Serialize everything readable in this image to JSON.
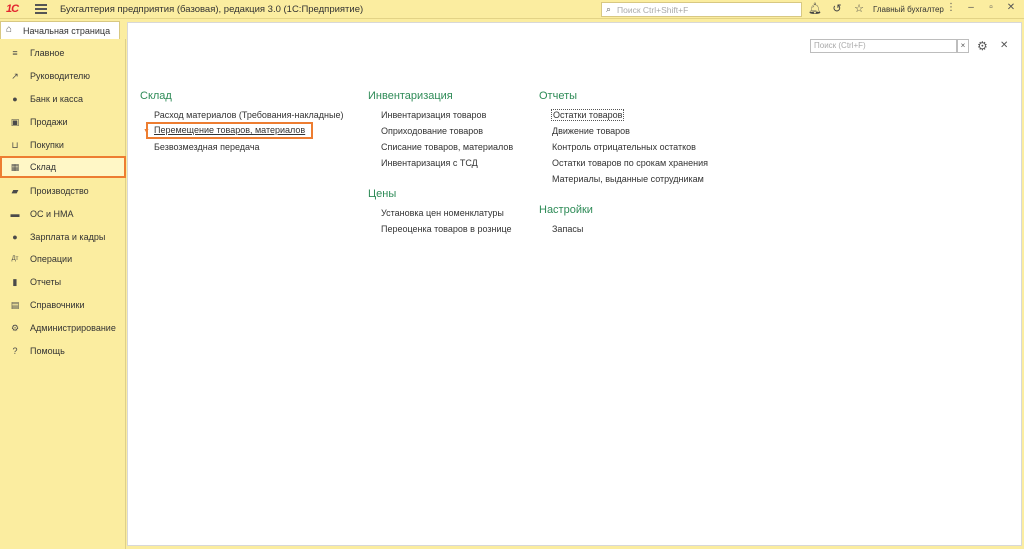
{
  "window": {
    "logo": "1С",
    "title": "Бухгалтерия предприятия (базовая), редакция 3.0  (1С:Предприятие)",
    "search_placeholder": "Поиск Ctrl+Shift+F",
    "user": "Главный бухгалтер"
  },
  "tabs": {
    "home": "Начальная страница"
  },
  "sidebar": {
    "items": [
      {
        "label": "Главное",
        "icon": "≡"
      },
      {
        "label": "Руководителю",
        "icon": "↗"
      },
      {
        "label": "Банк и касса",
        "icon": "●"
      },
      {
        "label": "Продажи",
        "icon": "▣"
      },
      {
        "label": "Покупки",
        "icon": "⊔"
      },
      {
        "label": "Склад",
        "icon": "▦"
      },
      {
        "label": "Производство",
        "icon": "▰"
      },
      {
        "label": "ОС и НМА",
        "icon": "▬"
      },
      {
        "label": "Зарплата и кадры",
        "icon": "●"
      },
      {
        "label": "Операции",
        "icon": "Дт"
      },
      {
        "label": "Отчеты",
        "icon": "▮"
      },
      {
        "label": "Справочники",
        "icon": "▤"
      },
      {
        "label": "Администрирование",
        "icon": "⚙"
      },
      {
        "label": "Помощь",
        "icon": "?"
      }
    ],
    "active": "Склад"
  },
  "main": {
    "search_placeholder": "Поиск (Ctrl+F)",
    "clear": "×",
    "sections": {
      "sklad": {
        "title": "Склад",
        "links": [
          "Расход материалов (Требования-накладные)",
          "Перемещение товаров, материалов",
          "Безвозмездная передача"
        ]
      },
      "inventarizaciya": {
        "title": "Инвентаризация",
        "links": [
          "Инвентаризация товаров",
          "Оприходование товаров",
          "Списание товаров, материалов",
          "Инвентаризация с ТСД"
        ]
      },
      "ceny": {
        "title": "Цены",
        "links": [
          "Установка цен номенклатуры",
          "Переоценка товаров в рознице"
        ]
      },
      "otchety": {
        "title": "Отчеты",
        "links": [
          "Остатки товаров",
          "Движение товаров",
          "Контроль отрицательных остатков",
          "Остатки товаров по срокам хранения",
          "Материалы, выданные сотрудникам"
        ]
      },
      "nastroiki": {
        "title": "Настройки",
        "links": [
          "Запасы"
        ]
      }
    }
  },
  "colors": {
    "accent": "#ed7d31",
    "section": "#2e8b57",
    "panel": "#fbeda0"
  }
}
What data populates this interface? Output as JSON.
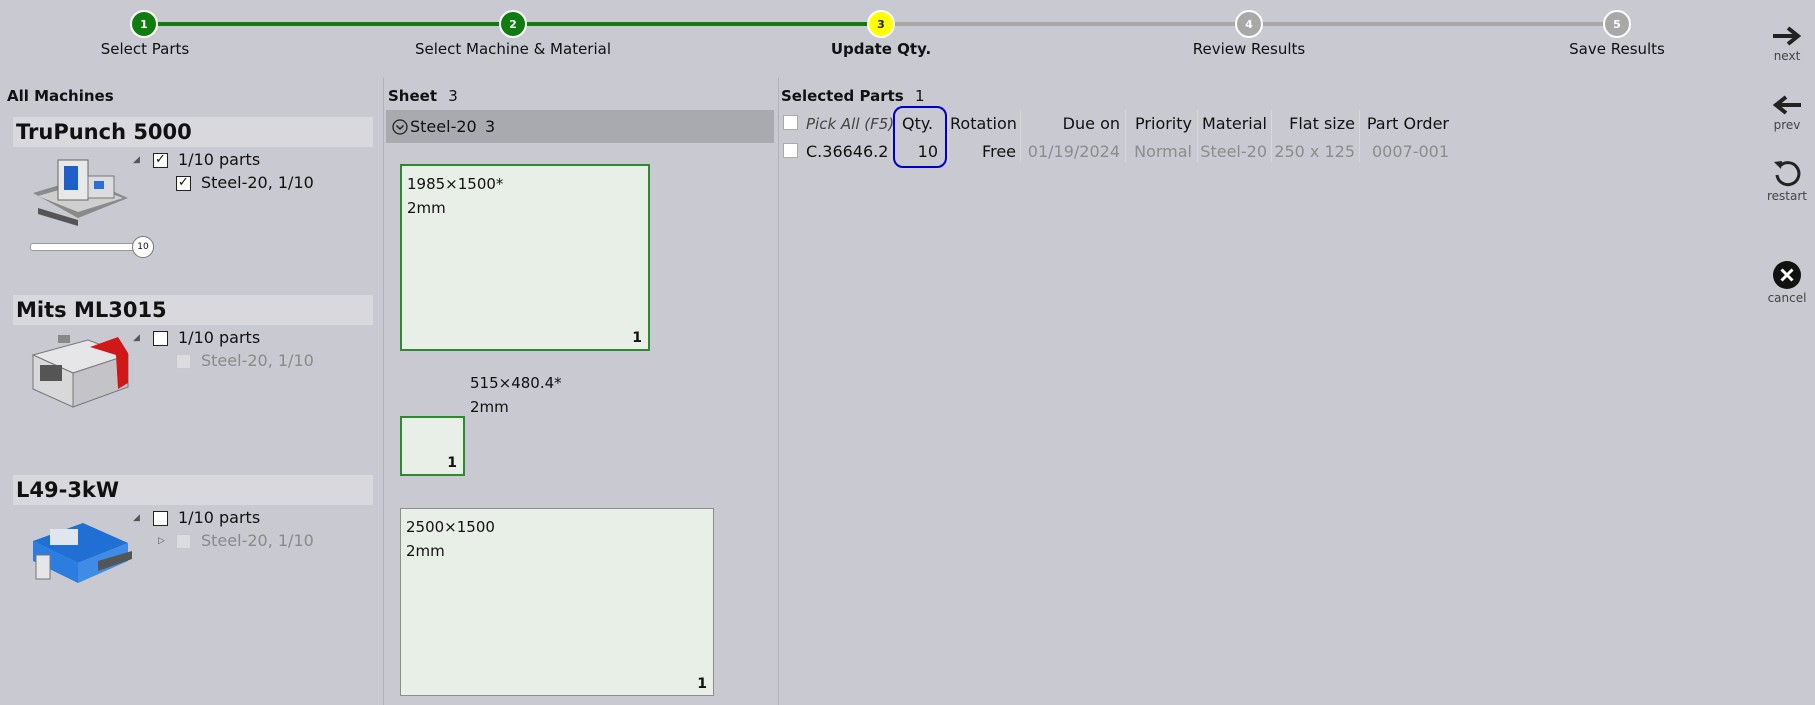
{
  "stepper": {
    "steps": [
      {
        "num": "1",
        "label": "Select Parts",
        "state": "done"
      },
      {
        "num": "2",
        "label": "Select Machine & Material",
        "state": "done"
      },
      {
        "num": "3",
        "label": "Update Qty.",
        "state": "current"
      },
      {
        "num": "4",
        "label": "Review Results",
        "state": "pending"
      },
      {
        "num": "5",
        "label": "Save Results",
        "state": "pending"
      }
    ],
    "colors": {
      "done": "#107c10",
      "current": "#ffff00",
      "pending": "#a8a8a8"
    }
  },
  "nav": {
    "next": {
      "label": "next",
      "icon": "arrow-right-icon"
    },
    "prev": {
      "label": "prev",
      "icon": "arrow-left-icon"
    },
    "restart": {
      "label": "restart",
      "icon": "restart-icon"
    },
    "cancel": {
      "label": "cancel",
      "icon": "close-circle-icon"
    }
  },
  "machines_panel": {
    "title": "All Machines",
    "machines": [
      {
        "name": "TruPunch 5000",
        "parts_label": "1/10 parts",
        "parts_checked": true,
        "material_label": "Steel-20, 1/10",
        "material_checked": true,
        "slider_value": "10"
      },
      {
        "name": "Mits ML3015",
        "parts_label": "1/10 parts",
        "parts_checked": false,
        "material_label": "Steel-20, 1/10",
        "material_checked": false
      },
      {
        "name": "L49-3kW",
        "parts_label": "1/10 parts",
        "parts_checked": false,
        "material_label": "Steel-20, 1/10",
        "material_checked": false
      }
    ]
  },
  "sheets_panel": {
    "title": "Sheet",
    "count": "3",
    "group": {
      "label": "Steel-20",
      "count": "3"
    },
    "sheets": [
      {
        "size": "1985×1500*",
        "thickness": "2mm",
        "count": "1"
      },
      {
        "size": "515×480.4*",
        "thickness": "2mm",
        "count": "1"
      },
      {
        "size": "2500×1500",
        "thickness": "2mm",
        "count": "1"
      }
    ]
  },
  "parts_panel": {
    "title": "Selected Parts",
    "count": "1",
    "columns": {
      "pick_all": "Pick All (F5)",
      "qty": "Qty.",
      "rotation": "Rotation",
      "due_on": "Due on",
      "priority": "Priority",
      "material": "Material",
      "flat_size": "Flat size",
      "part_order": "Part Order"
    },
    "rows": [
      {
        "part": "C.36646.2",
        "qty": "10",
        "rotation": "Free",
        "due_on": "01/19/2024",
        "priority": "Normal",
        "material": "Steel-20",
        "flat_size": "250 x 125",
        "part_order": "0007-001"
      }
    ],
    "highlight_color": "#0000cc"
  }
}
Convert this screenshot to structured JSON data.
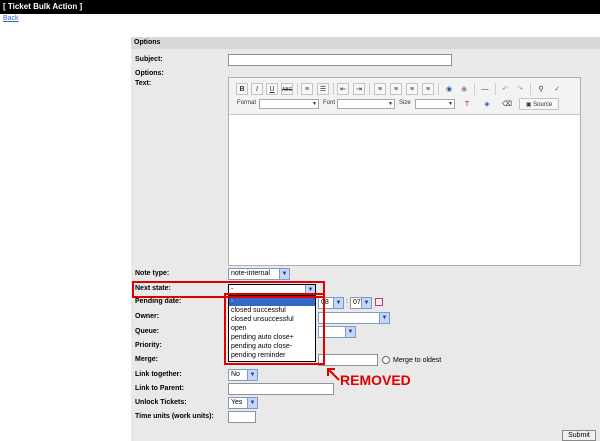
{
  "window": {
    "title": "[ Ticket Bulk Action ]"
  },
  "nav": {
    "back_label": "Back"
  },
  "form": {
    "section_title": "Options",
    "subject_label": "Subject:",
    "subject_value": "",
    "options_label": "Options:",
    "text_label": "Text:",
    "toolbar": {
      "format_label": "Format",
      "font_label": "Font",
      "size_label": "Size",
      "source_label": "Source"
    },
    "note_type_label": "Note type:",
    "note_type_value": "note-internal",
    "next_state_label": "Next state:",
    "next_state_value": "-",
    "next_state_options": [
      "-",
      "closed successful",
      "closed unsuccessful",
      "open",
      "pending auto close+",
      "pending auto close-",
      "pending reminder"
    ],
    "pending_date_label": "Pending date:",
    "pending_hour": "08",
    "pending_minute": "07",
    "owner_label": "Owner:",
    "queue_label": "Queue:",
    "priority_label": "Priority:",
    "merge_label": "Merge:",
    "merge_to_oldest_label": "Merge to oldest",
    "link_together_label": "Link together:",
    "link_together_value": "No",
    "link_to_parent_label": "Link to Parent:",
    "unlock_tickets_label": "Unlock Tickets:",
    "unlock_tickets_value": "Yes",
    "time_units_label": "Time units (work units):",
    "submit_label": "Submit"
  },
  "annotation": {
    "removed_label": "REMOVED",
    "color": "#e00000"
  }
}
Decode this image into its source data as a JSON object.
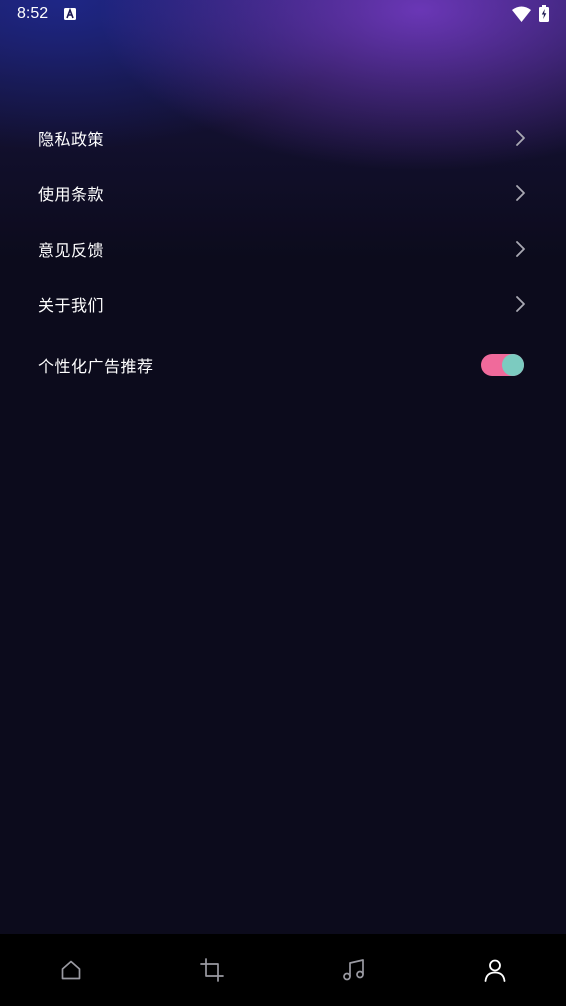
{
  "status_bar": {
    "time": "8:52",
    "notification_icon": "a-letter-icon",
    "wifi_icon": "wifi-icon",
    "battery_icon": "battery-charging-icon"
  },
  "menu": {
    "items": [
      {
        "label": "隐私政策",
        "icon": "chevron-right-icon"
      },
      {
        "label": "使用条款",
        "icon": "chevron-right-icon"
      },
      {
        "label": "意见反馈",
        "icon": "chevron-right-icon"
      },
      {
        "label": "关于我们",
        "icon": "chevron-right-icon"
      }
    ],
    "toggle": {
      "label": "个性化广告推荐",
      "on": true
    }
  },
  "bottom_nav": {
    "items": [
      {
        "icon": "home-icon",
        "active": false
      },
      {
        "icon": "crop-icon",
        "active": false
      },
      {
        "icon": "music-note-icon",
        "active": false
      },
      {
        "icon": "person-icon",
        "active": true
      }
    ]
  },
  "colors": {
    "background": "#0c0b1c",
    "text": "#ffffff",
    "chevron": "#a9a9b3",
    "toggle_track": "#f06a9b",
    "toggle_knob": "#7ccbc0",
    "nav_background": "#000000",
    "nav_icon_inactive": "#9a9aa2",
    "nav_icon_active": "#ffffff"
  }
}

————

WHAT THE TASK REQUIRES:
Each line of the data should be quoted exactly, with pictures left out.

RIGHT ANSWER:
Serialize everything readable in this image to JSON.
{
  "window": {
    "logo": "1С",
    "title": "Бухгалтерия предприятия (базовая), редакция 3.0  (1С:Предприятие)",
    "search_placeholder": "Поиск Ctrl+Shift+F",
    "user": "Главный бухгалтер"
  },
  "tabs": {
    "home": "Начальная страница"
  },
  "sidebar": {
    "items": [
      {
        "label": "Главное",
        "icon": "≡"
      },
      {
        "label": "Руководителю",
        "icon": "↗"
      },
      {
        "label": "Банк и касса",
        "icon": "●"
      },
      {
        "label": "Продажи",
        "icon": "▣"
      },
      {
        "label": "Покупки",
        "icon": "⊔"
      },
      {
        "label": "Склад",
        "icon": "▦"
      },
      {
        "label": "Производство",
        "icon": "▰"
      },
      {
        "label": "ОС и НМА",
        "icon": "▬"
      },
      {
        "label": "Зарплата и кадры",
        "icon": "●"
      },
      {
        "label": "Операции",
        "icon": "Дт"
      },
      {
        "label": "Отчеты",
        "icon": "▮"
      },
      {
        "label": "Справочники",
        "icon": "▤"
      },
      {
        "label": "Администрирование",
        "icon": "⚙"
      },
      {
        "label": "Помощь",
        "icon": "?"
      }
    ],
    "active": "Склад"
  },
  "main": {
    "search_placeholder": "Поиск (Ctrl+F)",
    "clear": "×",
    "sections": {
      "sklad": {
        "title": "Склад",
        "links": [
          "Расход материалов (Требования-накладные)",
          "Перемещение товаров, материалов",
          "Безвозмездная передача"
        ]
      },
      "inventarizaciya": {
        "title": "Инвентаризация",
        "links": [
          "Инвентаризация товаров",
          "Оприходование товаров",
          "Списание товаров, материалов",
          "Инвентаризация с ТСД"
        ]
      },
      "ceny": {
        "title": "Цены",
        "links": [
          "Установка цен номенклатуры",
          "Переоценка товаров в рознице"
        ]
      },
      "otchety": {
        "title": "Отчеты",
        "links": [
          "Остатки товаров",
          "Движение товаров",
          "Контроль отрицательных остатков",
          "Остатки товаров по срокам хранения",
          "Материалы, выданные сотрудникам"
        ]
      },
      "nastroiki": {
        "title": "Настройки",
        "links": [
          "Запасы"
        ]
      }
    }
  },
  "colors": {
    "accent": "#ed7d31",
    "section": "#2e8b57",
    "panel": "#fbeda0"
  }
}
What data populates this interface? Output as JSON.
{
  "stepper": {
    "steps": [
      {
        "num": "1",
        "label": "Select Parts",
        "state": "done"
      },
      {
        "num": "2",
        "label": "Select Machine & Material",
        "state": "done"
      },
      {
        "num": "3",
        "label": "Update Qty.",
        "state": "current"
      },
      {
        "num": "4",
        "label": "Review Results",
        "state": "pending"
      },
      {
        "num": "5",
        "label": "Save Results",
        "state": "pending"
      }
    ],
    "colors": {
      "done": "#107c10",
      "current": "#ffff00",
      "pending": "#a8a8a8"
    }
  },
  "nav": {
    "next": {
      "label": "next",
      "icon": "arrow-right-icon"
    },
    "prev": {
      "label": "prev",
      "icon": "arrow-left-icon"
    },
    "restart": {
      "label": "restart",
      "icon": "restart-icon"
    },
    "cancel": {
      "label": "cancel",
      "icon": "close-circle-icon"
    }
  },
  "machines_panel": {
    "title": "All Machines",
    "machines": [
      {
        "name": "TruPunch 5000",
        "parts_label": "1/10 parts",
        "parts_checked": true,
        "material_label": "Steel-20, 1/10",
        "material_checked": true,
        "slider_value": "10"
      },
      {
        "name": "Mits ML3015",
        "parts_label": "1/10 parts",
        "parts_checked": false,
        "material_label": "Steel-20, 1/10",
        "material_checked": false
      },
      {
        "name": "L49-3kW",
        "parts_label": "1/10 parts",
        "parts_checked": false,
        "material_label": "Steel-20, 1/10",
        "material_checked": false
      }
    ]
  },
  "sheets_panel": {
    "title": "Sheet",
    "count": "3",
    "group": {
      "label": "Steel-20",
      "count": "3"
    },
    "sheets": [
      {
        "size": "1985×1500*",
        "thickness": "2mm",
        "count": "1"
      },
      {
        "size": "515×480.4*",
        "thickness": "2mm",
        "count": "1"
      },
      {
        "size": "2500×1500",
        "thickness": "2mm",
        "count": "1"
      }
    ]
  },
  "parts_panel": {
    "title": "Selected Parts",
    "count": "1",
    "columns": {
      "pick_all": "Pick All (F5)",
      "qty": "Qty.",
      "rotation": "Rotation",
      "due_on": "Due on",
      "priority": "Priority",
      "material": "Material",
      "flat_size": "Flat size",
      "part_order": "Part Order"
    },
    "rows": [
      {
        "part": "C.36646.2",
        "qty": "10",
        "rotation": "Free",
        "due_on": "01/19/2024",
        "priority": "Normal",
        "material": "Steel-20",
        "flat_size": "250 x 125",
        "part_order": "0007-001"
      }
    ],
    "highlight_color": "#0000cc"
  }
}
Convert this screenshot to structured JSON data.
{
  "window": {
    "title": "[ Ticket Bulk Action ]"
  },
  "nav": {
    "back_label": "Back"
  },
  "form": {
    "section_title": "Options",
    "subject_label": "Subject:",
    "subject_value": "",
    "options_label": "Options:",
    "text_label": "Text:",
    "toolbar": {
      "format_label": "Format",
      "font_label": "Font",
      "size_label": "Size",
      "source_label": "Source"
    },
    "note_type_label": "Note type:",
    "note_type_value": "note-internal",
    "next_state_label": "Next state:",
    "next_state_value": "-",
    "next_state_options": [
      "-",
      "closed successful",
      "closed unsuccessful",
      "open",
      "pending auto close+",
      "pending auto close-",
      "pending reminder"
    ],
    "pending_date_label": "Pending date:",
    "pending_hour": "08",
    "pending_minute": "07",
    "owner_label": "Owner:",
    "queue_label": "Queue:",
    "priority_label": "Priority:",
    "merge_label": "Merge:",
    "merge_to_oldest_label": "Merge to oldest",
    "link_together_label": "Link together:",
    "link_together_value": "No",
    "link_to_parent_label": "Link to Parent:",
    "unlock_tickets_label": "Unlock Tickets:",
    "unlock_tickets_value": "Yes",
    "time_units_label": "Time units (work units):",
    "submit_label": "Submit"
  },
  "annotation": {
    "removed_label": "REMOVED",
    "color": "#e00000"
  }
}
Decode this image into its source data as a JSON object.
{
  "status_bar": {
    "time": "8:52",
    "notification_icon": "a-letter-icon",
    "wifi_icon": "wifi-icon",
    "battery_icon": "battery-charging-icon"
  },
  "menu": {
    "items": [
      {
        "label": "隐私政策",
        "icon": "chevron-right-icon"
      },
      {
        "label": "使用条款",
        "icon": "chevron-right-icon"
      },
      {
        "label": "意见反馈",
        "icon": "chevron-right-icon"
      },
      {
        "label": "关于我们",
        "icon": "chevron-right-icon"
      }
    ],
    "toggle": {
      "label": "个性化广告推荐",
      "on": true
    }
  },
  "bottom_nav": {
    "items": [
      {
        "icon": "home-icon",
        "active": false
      },
      {
        "icon": "crop-icon",
        "active": false
      },
      {
        "icon": "music-note-icon",
        "active": false
      },
      {
        "icon": "person-icon",
        "active": true
      }
    ]
  },
  "colors": {
    "background": "#0c0b1c",
    "text": "#ffffff",
    "chevron": "#a9a9b3",
    "toggle_track": "#f06a9b",
    "toggle_knob": "#7ccbc0",
    "nav_background": "#000000",
    "nav_icon_inactive": "#9a9aa2",
    "nav_icon_active": "#ffffff"
  }
}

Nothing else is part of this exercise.